▶ [DIRECTIONS] Omit every image, and transcribe the remaining entries exactly as given.

▶ [GIVEN ENTRIES]
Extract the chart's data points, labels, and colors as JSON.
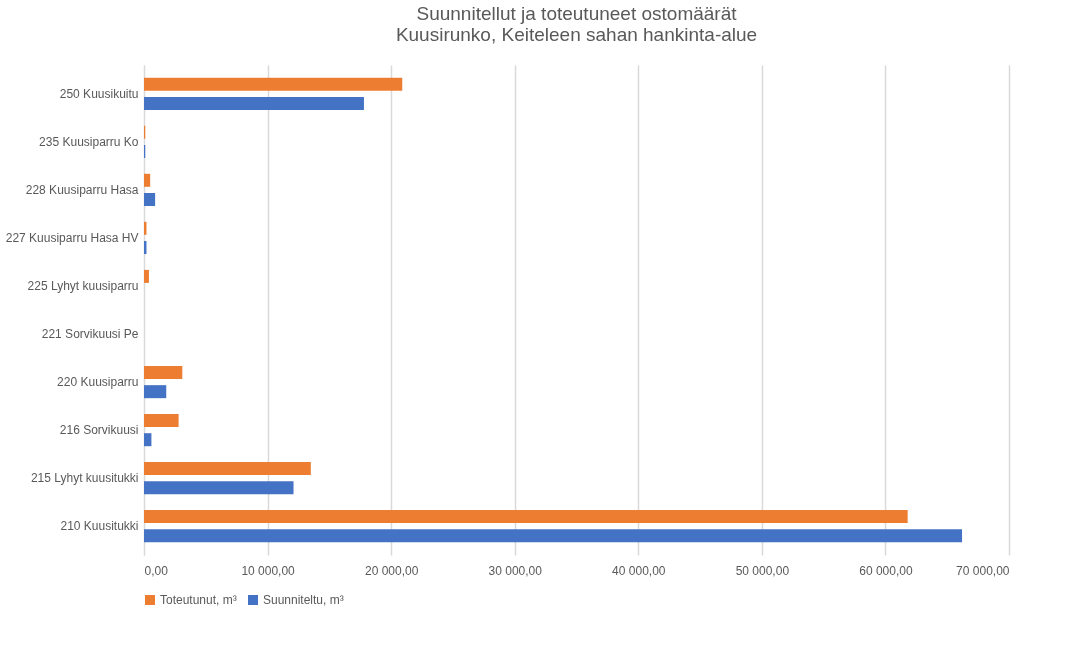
{
  "chart_data": {
    "type": "bar",
    "orientation": "horizontal",
    "title": [
      "Suunnitellut ja toteutuneet ostomäärät",
      "Kuusirunko, Keiteleen sahan hankinta-alue"
    ],
    "categories": [
      "250 Kuusikuitu",
      "235 Kuusiparru Ko",
      "228 Kuusiparru Hasa",
      "227 Kuusiparru Hasa HV",
      "225 Lyhyt kuusiparru",
      "221 Sorvikuusi Pe",
      "220 Kuusiparru",
      "216 Sorvikuusi",
      "215 Lyhyt kuusitukki",
      "210 Kuusitukki"
    ],
    "series": [
      {
        "name": "Toteutunut, m³",
        "color": "#ed7d31",
        "values": [
          20900,
          100,
          500,
          200,
          400,
          0,
          3100,
          2800,
          13500,
          61800
        ]
      },
      {
        "name": "Suunniteltu, m³",
        "color": "#4472c4",
        "values": [
          17800,
          100,
          900,
          200,
          0,
          0,
          1800,
          600,
          12100,
          66200
        ]
      }
    ],
    "xlim": [
      0,
      70000
    ],
    "xticks": [
      {
        "value": 0,
        "label": "0,00"
      },
      {
        "value": 10000,
        "label": "10 000,00"
      },
      {
        "value": 20000,
        "label": "20 000,00"
      },
      {
        "value": 30000,
        "label": "30 000,00"
      },
      {
        "value": 40000,
        "label": "40 000,00"
      },
      {
        "value": 50000,
        "label": "50 000,00"
      },
      {
        "value": 60000,
        "label": "60 000,00"
      },
      {
        "value": 70000,
        "label": "70 000,00"
      }
    ],
    "grid": "x",
    "legend": "bottom"
  }
}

▶ [RESPONSE]
Extract the chart's data points, labels, and colors as JSON.
{
  "chart_data": {
    "type": "bar",
    "orientation": "horizontal",
    "title": [
      "Suunnitellut ja toteutuneet ostomäärät",
      "Kuusirunko, Keiteleen sahan hankinta-alue"
    ],
    "categories": [
      "250 Kuusikuitu",
      "235 Kuusiparru Ko",
      "228 Kuusiparru Hasa",
      "227 Kuusiparru Hasa HV",
      "225 Lyhyt kuusiparru",
      "221 Sorvikuusi Pe",
      "220 Kuusiparru",
      "216 Sorvikuusi",
      "215 Lyhyt kuusitukki",
      "210 Kuusitukki"
    ],
    "series": [
      {
        "name": "Toteutunut, m³",
        "color": "#ed7d31",
        "values": [
          20900,
          100,
          500,
          200,
          400,
          0,
          3100,
          2800,
          13500,
          61800
        ]
      },
      {
        "name": "Suunniteltu, m³",
        "color": "#4472c4",
        "values": [
          17800,
          100,
          900,
          200,
          0,
          0,
          1800,
          600,
          12100,
          66200
        ]
      }
    ],
    "xlim": [
      0,
      70000
    ],
    "xticks": [
      {
        "value": 0,
        "label": "0,00"
      },
      {
        "value": 10000,
        "label": "10 000,00"
      },
      {
        "value": 20000,
        "label": "20 000,00"
      },
      {
        "value": 30000,
        "label": "30 000,00"
      },
      {
        "value": 40000,
        "label": "40 000,00"
      },
      {
        "value": 50000,
        "label": "50 000,00"
      },
      {
        "value": 60000,
        "label": "60 000,00"
      },
      {
        "value": 70000,
        "label": "70 000,00"
      }
    ],
    "grid": "x",
    "legend": "bottom"
  }
}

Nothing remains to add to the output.